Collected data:

* Start *

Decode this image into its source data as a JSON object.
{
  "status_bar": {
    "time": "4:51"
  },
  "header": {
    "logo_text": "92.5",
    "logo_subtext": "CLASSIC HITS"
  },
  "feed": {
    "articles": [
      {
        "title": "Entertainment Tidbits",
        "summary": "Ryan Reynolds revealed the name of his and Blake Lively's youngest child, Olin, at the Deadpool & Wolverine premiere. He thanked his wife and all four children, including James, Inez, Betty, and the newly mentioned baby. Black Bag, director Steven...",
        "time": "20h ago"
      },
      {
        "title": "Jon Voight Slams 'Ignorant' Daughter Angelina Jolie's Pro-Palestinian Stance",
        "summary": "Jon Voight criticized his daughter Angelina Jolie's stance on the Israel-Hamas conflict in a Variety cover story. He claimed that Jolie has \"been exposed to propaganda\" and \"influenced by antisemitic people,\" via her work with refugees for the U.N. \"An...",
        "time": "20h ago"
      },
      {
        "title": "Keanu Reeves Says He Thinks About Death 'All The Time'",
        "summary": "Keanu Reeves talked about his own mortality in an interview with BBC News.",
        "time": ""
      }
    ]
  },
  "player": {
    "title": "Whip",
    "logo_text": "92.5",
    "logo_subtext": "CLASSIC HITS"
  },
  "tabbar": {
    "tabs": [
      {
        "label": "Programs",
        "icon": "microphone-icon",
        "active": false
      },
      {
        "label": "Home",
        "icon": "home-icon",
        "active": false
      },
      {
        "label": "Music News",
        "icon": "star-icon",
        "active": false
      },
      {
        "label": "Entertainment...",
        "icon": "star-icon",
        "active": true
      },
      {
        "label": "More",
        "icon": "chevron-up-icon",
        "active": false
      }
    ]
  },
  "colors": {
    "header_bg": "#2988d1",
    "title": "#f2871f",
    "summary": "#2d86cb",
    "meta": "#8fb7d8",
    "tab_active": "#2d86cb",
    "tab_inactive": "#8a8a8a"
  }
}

* End *

- _Work to do_
Examine the entries and report how many of their lines contain the string "Keanu", giving no more than the number.

- _Response to this exercise_
2